═════ DATA FOR THE TASK
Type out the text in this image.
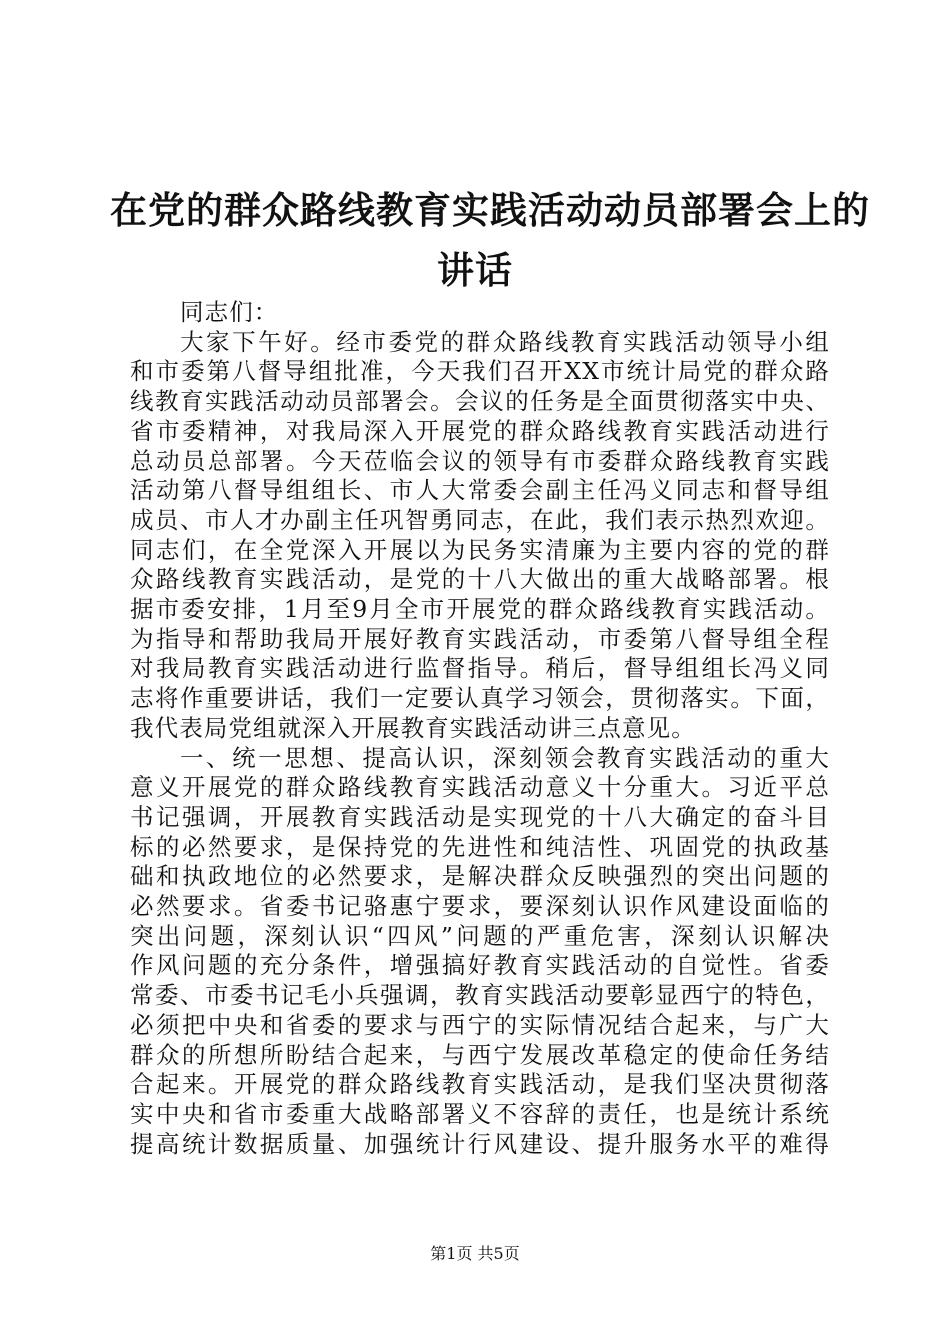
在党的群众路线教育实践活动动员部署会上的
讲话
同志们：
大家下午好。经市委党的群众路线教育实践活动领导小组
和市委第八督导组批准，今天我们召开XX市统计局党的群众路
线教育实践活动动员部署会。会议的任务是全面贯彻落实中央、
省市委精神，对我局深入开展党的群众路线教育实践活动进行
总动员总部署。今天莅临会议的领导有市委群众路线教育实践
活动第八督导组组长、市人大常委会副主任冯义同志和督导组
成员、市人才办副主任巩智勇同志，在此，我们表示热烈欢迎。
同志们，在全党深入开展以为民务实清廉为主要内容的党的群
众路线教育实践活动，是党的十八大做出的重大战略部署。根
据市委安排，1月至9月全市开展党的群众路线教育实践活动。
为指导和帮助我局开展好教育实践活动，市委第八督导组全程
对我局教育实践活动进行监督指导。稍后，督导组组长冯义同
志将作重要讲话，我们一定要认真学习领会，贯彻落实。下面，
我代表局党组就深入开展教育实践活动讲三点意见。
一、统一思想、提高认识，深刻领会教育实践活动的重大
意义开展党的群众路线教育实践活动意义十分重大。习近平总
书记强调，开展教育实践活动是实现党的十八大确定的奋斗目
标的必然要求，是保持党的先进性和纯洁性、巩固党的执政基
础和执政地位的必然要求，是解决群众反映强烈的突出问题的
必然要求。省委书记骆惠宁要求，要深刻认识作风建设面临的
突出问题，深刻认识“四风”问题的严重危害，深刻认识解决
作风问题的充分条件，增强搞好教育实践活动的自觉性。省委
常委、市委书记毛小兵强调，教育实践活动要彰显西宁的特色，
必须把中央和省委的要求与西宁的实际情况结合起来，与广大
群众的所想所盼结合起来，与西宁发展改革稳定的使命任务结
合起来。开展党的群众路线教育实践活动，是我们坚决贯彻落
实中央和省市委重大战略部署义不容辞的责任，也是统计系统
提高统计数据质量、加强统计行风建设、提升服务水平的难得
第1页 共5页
══════════
WORK TO BE COMPLETED: Without including any pictures, output all the entries above exactly.

WRITTEN RESPONSE:
Type out the text in this image.
在党的群众路线教育实践活动动员部署会上的
讲话
同志们：
大家下午好。经市委党的群众路线教育实践活动领导小组
和市委第八督导组批准，今天我们召开XX市统计局党的群众路
线教育实践活动动员部署会。会议的任务是全面贯彻落实中央、
省市委精神，对我局深入开展党的群众路线教育实践活动进行
总动员总部署。今天莅临会议的领导有市委群众路线教育实践
活动第八督导组组长、市人大常委会副主任冯义同志和督导组
成员、市人才办副主任巩智勇同志，在此，我们表示热烈欢迎。
同志们，在全党深入开展以为民务实清廉为主要内容的党的群
众路线教育实践活动，是党的十八大做出的重大战略部署。根
据市委安排，1月至9月全市开展党的群众路线教育实践活动。
为指导和帮助我局开展好教育实践活动，市委第八督导组全程
对我局教育实践活动进行监督指导。稍后，督导组组长冯义同
志将作重要讲话，我们一定要认真学习领会，贯彻落实。下面，
我代表局党组就深入开展教育实践活动讲三点意见。
一、统一思想、提高认识，深刻领会教育实践活动的重大
意义开展党的群众路线教育实践活动意义十分重大。习近平总
书记强调，开展教育实践活动是实现党的十八大确定的奋斗目
标的必然要求，是保持党的先进性和纯洁性、巩固党的执政基
础和执政地位的必然要求，是解决群众反映强烈的突出问题的
必然要求。省委书记骆惠宁要求，要深刻认识作风建设面临的
突出问题，深刻认识“四风”问题的严重危害，深刻认识解决
作风问题的充分条件，增强搞好教育实践活动的自觉性。省委
常委、市委书记毛小兵强调，教育实践活动要彰显西宁的特色，
必须把中央和省委的要求与西宁的实际情况结合起来，与广大
群众的所想所盼结合起来，与西宁发展改革稳定的使命任务结
合起来。开展党的群众路线教育实践活动，是我们坚决贯彻落
实中央和省市委重大战略部署义不容辞的责任，也是统计系统
提高统计数据质量、加强统计行风建设、提升服务水平的难得
第1页 共5页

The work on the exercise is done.